> **AIM OF THE EXERCISE**: Lines containing the word "Scholarship" are to be counted; state their number and nothing further.

> **PROVIDED RECORDS**:

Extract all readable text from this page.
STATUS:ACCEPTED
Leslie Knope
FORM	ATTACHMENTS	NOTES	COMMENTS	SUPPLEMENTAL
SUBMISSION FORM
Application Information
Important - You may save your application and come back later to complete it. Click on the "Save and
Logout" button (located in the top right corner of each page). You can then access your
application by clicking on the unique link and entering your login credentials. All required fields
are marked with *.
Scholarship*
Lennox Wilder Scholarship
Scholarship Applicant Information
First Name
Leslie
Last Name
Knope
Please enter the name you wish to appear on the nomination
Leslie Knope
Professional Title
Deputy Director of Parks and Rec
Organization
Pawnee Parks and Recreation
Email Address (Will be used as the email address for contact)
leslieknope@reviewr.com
==
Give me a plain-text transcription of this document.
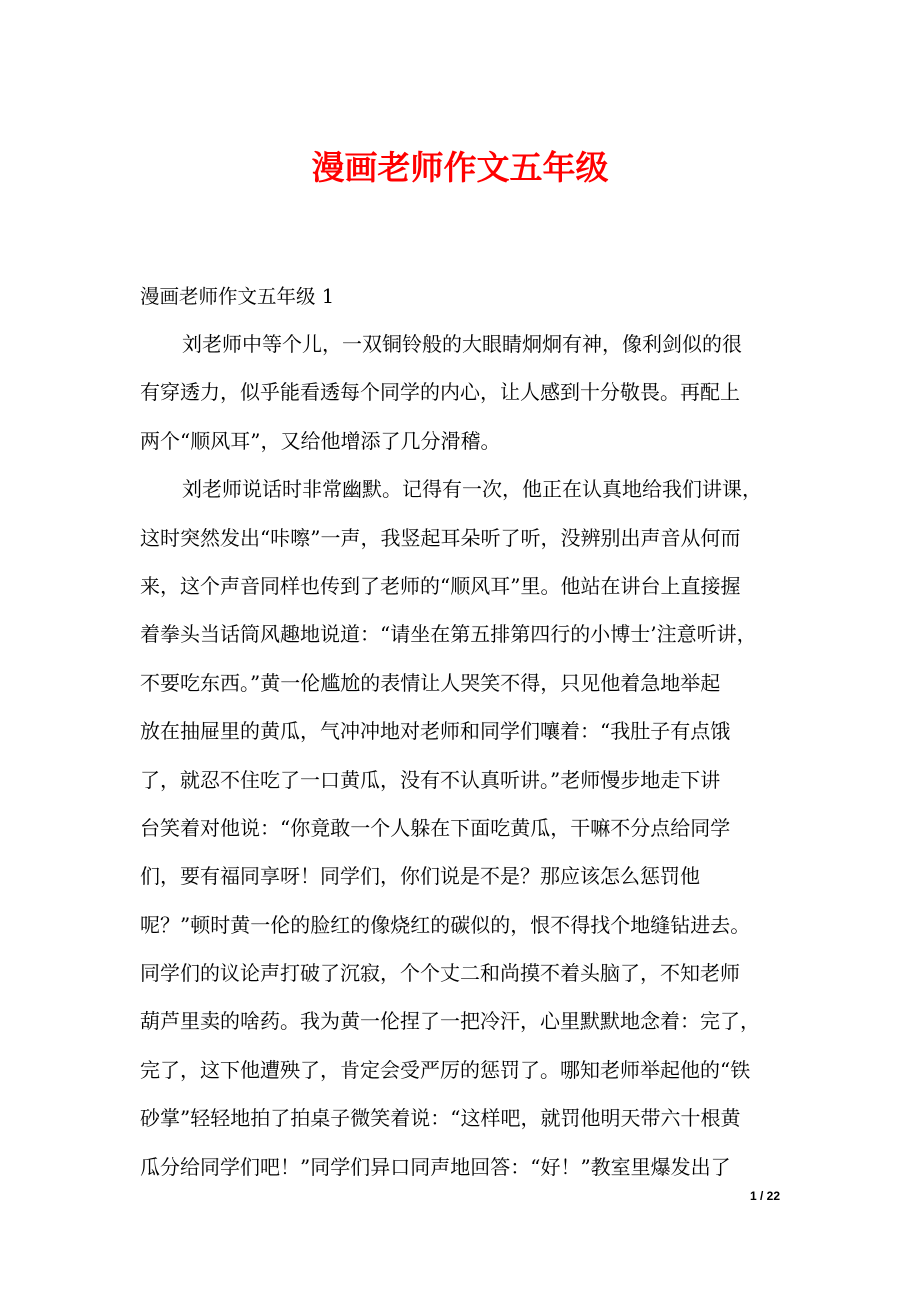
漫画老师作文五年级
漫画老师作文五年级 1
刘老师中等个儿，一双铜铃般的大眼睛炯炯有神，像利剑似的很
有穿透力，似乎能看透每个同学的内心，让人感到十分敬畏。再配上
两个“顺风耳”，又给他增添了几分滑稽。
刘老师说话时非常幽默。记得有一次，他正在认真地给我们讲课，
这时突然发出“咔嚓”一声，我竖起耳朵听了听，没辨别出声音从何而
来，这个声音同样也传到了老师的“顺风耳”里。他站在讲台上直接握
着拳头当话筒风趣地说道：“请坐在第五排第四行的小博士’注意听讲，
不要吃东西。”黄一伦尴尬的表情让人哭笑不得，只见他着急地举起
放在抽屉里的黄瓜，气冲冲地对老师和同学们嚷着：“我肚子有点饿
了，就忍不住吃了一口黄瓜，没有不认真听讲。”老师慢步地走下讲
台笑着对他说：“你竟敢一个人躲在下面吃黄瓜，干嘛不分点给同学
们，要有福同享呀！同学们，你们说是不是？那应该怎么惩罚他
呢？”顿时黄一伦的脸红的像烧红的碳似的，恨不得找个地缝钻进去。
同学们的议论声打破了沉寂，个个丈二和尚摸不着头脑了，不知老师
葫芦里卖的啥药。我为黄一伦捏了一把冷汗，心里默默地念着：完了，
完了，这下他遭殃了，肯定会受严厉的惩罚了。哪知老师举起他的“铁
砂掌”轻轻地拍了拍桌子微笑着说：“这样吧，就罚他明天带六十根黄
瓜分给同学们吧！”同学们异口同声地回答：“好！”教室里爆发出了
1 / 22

> **TASK RESULT**: 3